(REQUIRED WORK):
Show each line from the listing that includes the word "Choose".

Dataset items:
BEGIN

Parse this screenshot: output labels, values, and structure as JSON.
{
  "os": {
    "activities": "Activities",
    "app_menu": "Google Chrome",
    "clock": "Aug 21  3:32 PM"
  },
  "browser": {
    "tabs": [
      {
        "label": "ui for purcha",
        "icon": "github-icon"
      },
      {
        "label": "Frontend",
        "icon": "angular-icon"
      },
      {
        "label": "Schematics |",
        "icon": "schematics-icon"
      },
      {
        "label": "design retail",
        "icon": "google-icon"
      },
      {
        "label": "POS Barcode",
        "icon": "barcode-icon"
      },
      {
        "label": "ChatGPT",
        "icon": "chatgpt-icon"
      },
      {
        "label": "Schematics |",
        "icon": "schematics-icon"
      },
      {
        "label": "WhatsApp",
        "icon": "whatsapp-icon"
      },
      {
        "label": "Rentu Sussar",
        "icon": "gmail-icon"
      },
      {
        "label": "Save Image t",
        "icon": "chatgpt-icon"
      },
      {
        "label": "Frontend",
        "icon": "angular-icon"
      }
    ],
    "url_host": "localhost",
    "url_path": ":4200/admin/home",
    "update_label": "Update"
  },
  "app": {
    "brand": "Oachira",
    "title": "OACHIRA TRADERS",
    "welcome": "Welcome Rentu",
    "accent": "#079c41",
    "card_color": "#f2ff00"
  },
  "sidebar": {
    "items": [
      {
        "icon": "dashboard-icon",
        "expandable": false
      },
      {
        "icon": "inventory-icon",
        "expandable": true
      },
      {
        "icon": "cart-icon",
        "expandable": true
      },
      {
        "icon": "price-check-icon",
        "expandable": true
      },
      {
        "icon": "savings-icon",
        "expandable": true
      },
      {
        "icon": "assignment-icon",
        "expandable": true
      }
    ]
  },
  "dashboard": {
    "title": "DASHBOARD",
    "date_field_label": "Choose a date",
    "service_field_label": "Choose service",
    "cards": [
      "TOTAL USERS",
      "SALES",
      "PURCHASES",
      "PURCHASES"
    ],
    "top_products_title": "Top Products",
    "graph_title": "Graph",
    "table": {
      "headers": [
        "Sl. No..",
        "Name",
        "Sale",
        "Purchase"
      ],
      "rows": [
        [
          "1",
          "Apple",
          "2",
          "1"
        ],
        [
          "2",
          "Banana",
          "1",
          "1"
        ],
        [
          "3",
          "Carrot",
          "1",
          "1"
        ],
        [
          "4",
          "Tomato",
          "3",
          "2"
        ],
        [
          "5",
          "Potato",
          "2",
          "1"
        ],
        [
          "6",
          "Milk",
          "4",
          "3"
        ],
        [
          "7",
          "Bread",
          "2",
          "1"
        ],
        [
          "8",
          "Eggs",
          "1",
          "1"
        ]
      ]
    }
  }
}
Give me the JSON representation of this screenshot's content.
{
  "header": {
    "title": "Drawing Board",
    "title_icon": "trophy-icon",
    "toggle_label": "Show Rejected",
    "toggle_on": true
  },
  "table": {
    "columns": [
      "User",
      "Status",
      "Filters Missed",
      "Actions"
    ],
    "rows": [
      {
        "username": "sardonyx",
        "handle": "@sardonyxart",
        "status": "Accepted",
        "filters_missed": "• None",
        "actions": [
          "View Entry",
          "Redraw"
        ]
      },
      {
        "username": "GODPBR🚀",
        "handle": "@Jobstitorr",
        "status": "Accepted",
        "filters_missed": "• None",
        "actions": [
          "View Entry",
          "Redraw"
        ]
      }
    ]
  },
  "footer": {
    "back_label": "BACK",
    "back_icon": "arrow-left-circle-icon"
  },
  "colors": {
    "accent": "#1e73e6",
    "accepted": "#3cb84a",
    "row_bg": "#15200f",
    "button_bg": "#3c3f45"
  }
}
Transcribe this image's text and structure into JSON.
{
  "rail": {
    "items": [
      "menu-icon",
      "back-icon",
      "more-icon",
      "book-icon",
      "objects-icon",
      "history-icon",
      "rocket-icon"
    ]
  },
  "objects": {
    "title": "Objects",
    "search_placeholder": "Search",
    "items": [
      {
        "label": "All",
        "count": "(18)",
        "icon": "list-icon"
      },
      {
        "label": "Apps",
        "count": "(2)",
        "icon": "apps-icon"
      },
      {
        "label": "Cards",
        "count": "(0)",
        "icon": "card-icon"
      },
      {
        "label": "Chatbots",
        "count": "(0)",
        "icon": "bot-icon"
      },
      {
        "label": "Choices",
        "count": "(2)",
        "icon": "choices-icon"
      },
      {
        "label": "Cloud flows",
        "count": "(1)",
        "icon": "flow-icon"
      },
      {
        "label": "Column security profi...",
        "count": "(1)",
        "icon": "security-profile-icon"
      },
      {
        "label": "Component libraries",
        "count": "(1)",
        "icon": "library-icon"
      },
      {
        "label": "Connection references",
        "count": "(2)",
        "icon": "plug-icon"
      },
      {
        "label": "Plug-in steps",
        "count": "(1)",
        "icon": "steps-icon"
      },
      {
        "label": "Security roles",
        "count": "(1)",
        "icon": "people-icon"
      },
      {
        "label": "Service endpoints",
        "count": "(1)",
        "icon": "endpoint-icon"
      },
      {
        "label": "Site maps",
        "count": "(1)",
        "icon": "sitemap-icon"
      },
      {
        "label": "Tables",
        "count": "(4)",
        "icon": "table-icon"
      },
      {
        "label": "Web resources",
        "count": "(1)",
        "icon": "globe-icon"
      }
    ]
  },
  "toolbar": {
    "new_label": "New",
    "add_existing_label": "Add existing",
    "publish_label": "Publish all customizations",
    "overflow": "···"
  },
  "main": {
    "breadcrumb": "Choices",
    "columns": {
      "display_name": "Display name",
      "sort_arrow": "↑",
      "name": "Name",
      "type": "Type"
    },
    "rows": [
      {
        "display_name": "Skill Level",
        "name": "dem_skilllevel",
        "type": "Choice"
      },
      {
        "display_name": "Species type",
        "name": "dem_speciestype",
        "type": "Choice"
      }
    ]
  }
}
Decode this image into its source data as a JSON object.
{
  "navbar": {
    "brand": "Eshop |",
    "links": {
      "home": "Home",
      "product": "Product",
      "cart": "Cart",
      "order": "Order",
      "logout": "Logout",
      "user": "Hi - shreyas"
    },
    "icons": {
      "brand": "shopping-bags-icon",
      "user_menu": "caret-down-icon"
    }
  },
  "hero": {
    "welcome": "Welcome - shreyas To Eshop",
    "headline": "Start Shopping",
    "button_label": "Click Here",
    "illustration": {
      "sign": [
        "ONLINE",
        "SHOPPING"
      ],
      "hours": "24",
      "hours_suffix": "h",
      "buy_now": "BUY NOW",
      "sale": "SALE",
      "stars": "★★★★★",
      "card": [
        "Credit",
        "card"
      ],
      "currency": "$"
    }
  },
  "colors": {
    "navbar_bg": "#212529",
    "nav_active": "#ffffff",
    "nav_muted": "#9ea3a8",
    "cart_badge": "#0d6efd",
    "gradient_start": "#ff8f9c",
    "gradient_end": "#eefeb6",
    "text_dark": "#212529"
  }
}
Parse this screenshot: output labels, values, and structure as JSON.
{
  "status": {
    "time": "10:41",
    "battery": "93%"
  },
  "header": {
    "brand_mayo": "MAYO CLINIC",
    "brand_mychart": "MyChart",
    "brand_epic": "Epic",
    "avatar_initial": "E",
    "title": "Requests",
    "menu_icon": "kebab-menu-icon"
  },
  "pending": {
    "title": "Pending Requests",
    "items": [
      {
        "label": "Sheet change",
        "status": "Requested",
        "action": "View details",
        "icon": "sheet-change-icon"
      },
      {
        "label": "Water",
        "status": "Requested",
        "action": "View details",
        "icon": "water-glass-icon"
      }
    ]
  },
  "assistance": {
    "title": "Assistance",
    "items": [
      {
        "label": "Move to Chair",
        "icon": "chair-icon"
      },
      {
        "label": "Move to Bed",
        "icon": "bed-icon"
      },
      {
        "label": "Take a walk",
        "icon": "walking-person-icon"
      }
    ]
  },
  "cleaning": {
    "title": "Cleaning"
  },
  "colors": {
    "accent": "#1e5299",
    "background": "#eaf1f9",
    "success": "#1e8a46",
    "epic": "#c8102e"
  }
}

END

(ANSWER TO THE PROBLEM):
    "date_field_label": "Choose a date",
    "service_field_label": "Choose service",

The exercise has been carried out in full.